**Exercise inputs**
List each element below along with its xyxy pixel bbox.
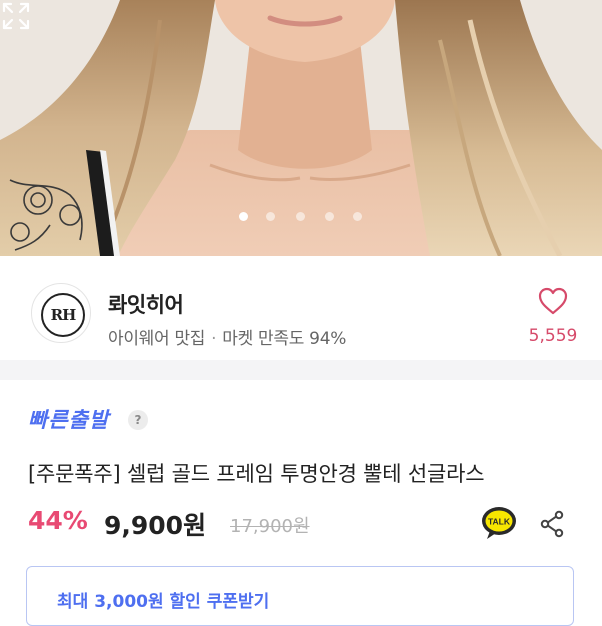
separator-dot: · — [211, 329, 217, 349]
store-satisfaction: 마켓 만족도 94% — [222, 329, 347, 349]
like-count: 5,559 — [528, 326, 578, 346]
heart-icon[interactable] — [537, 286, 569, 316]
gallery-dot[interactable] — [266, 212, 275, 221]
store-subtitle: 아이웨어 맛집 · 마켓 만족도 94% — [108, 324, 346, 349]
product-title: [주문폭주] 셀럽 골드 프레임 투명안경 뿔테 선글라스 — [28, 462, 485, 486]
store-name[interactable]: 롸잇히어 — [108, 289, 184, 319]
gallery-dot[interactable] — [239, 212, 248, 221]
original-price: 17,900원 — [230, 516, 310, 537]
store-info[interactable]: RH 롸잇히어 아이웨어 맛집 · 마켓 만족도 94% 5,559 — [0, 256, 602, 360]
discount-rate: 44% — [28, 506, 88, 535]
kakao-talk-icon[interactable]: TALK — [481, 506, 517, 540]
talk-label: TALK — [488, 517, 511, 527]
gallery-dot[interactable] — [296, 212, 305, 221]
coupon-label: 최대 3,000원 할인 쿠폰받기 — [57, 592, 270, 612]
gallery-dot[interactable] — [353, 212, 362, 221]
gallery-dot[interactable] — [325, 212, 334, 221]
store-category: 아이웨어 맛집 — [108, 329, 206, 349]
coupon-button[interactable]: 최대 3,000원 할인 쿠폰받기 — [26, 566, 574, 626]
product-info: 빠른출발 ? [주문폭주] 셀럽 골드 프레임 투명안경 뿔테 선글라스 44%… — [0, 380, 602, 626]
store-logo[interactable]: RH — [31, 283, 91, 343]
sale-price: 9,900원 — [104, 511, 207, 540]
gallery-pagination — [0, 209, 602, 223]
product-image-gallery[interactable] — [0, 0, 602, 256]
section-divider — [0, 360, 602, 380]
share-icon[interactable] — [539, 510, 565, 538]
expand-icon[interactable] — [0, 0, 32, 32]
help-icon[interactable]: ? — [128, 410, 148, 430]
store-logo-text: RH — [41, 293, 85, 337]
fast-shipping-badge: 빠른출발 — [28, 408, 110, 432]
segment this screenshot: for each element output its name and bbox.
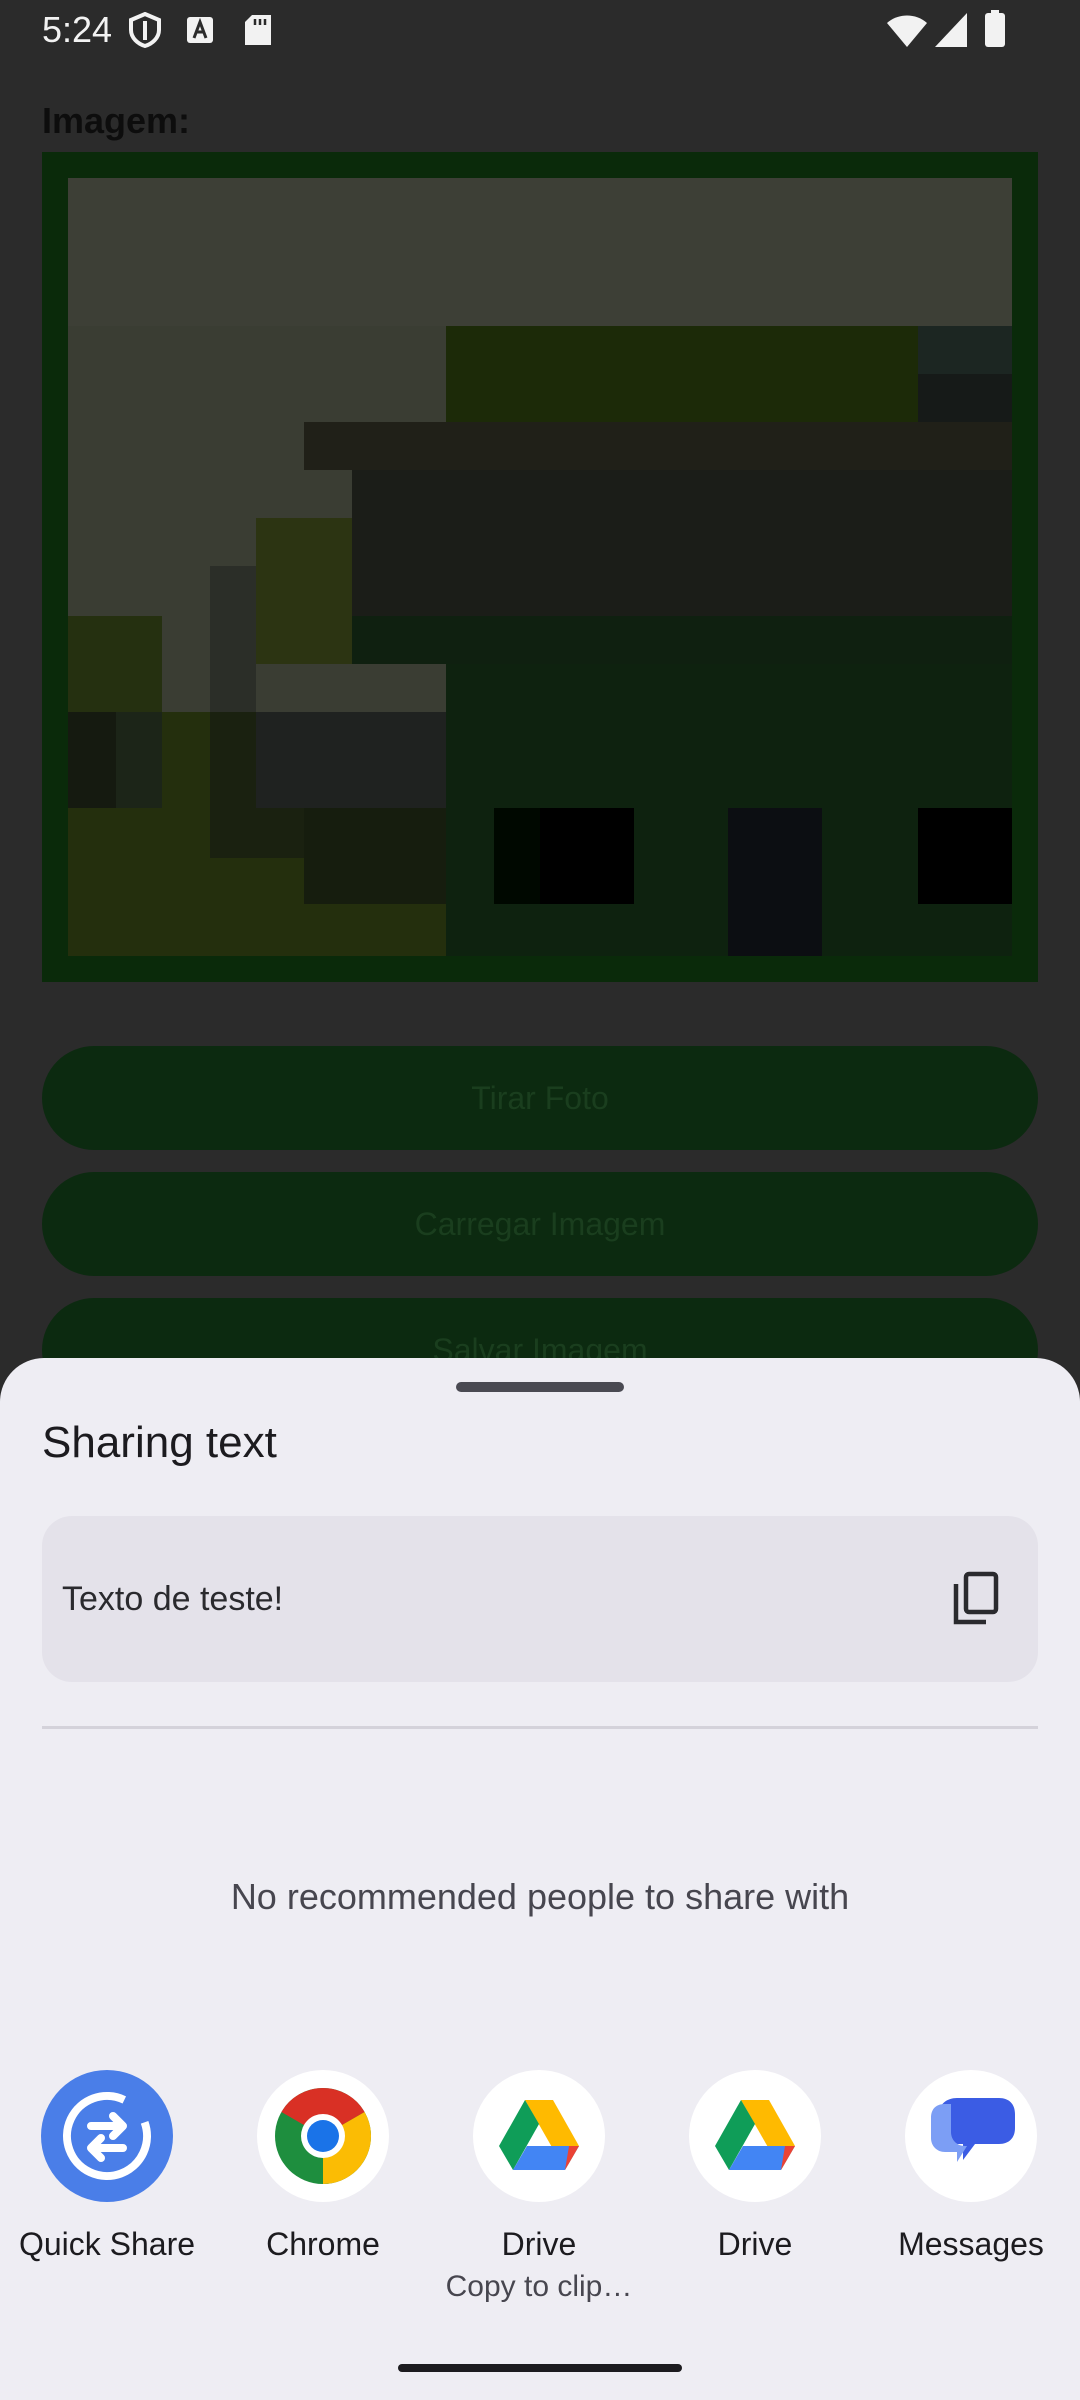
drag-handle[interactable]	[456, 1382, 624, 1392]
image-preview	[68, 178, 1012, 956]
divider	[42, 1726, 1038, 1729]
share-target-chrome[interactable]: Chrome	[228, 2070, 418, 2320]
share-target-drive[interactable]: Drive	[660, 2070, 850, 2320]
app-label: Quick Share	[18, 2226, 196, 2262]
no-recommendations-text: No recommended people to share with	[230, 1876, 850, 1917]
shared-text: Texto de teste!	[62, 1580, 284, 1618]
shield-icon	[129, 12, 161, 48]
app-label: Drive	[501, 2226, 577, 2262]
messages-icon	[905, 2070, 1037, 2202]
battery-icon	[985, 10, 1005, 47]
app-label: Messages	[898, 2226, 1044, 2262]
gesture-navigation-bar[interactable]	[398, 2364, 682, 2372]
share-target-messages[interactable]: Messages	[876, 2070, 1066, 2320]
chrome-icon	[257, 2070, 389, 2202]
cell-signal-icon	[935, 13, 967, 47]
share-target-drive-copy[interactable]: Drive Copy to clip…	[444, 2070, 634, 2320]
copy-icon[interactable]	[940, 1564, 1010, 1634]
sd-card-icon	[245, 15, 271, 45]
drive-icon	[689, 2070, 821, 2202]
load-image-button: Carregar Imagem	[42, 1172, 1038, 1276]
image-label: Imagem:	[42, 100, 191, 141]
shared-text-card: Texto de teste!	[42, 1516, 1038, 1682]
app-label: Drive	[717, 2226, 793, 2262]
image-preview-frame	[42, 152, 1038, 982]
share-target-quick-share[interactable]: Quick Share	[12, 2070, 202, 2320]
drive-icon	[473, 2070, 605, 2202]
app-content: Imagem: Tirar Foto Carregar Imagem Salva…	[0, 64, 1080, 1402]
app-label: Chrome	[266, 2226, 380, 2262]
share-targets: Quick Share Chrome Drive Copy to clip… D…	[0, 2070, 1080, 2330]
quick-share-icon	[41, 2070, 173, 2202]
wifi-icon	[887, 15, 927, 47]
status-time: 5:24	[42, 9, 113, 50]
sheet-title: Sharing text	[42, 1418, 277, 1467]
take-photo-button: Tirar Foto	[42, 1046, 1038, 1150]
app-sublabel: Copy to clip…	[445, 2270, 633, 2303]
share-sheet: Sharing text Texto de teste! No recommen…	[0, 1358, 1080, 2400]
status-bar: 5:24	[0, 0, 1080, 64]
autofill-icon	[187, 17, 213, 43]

**What the task requires**
Go through the items and copy out every line that contains the string "button".

**Written solution**
coupon-button[interactable]: 최대 3,000원 할인 쿠폰받기 — [26, 566, 574, 626]
load-image-button: Carregar Imagem	[42, 1172, 1038, 1276]
take-photo-button: Tirar Foto	[42, 1046, 1038, 1150]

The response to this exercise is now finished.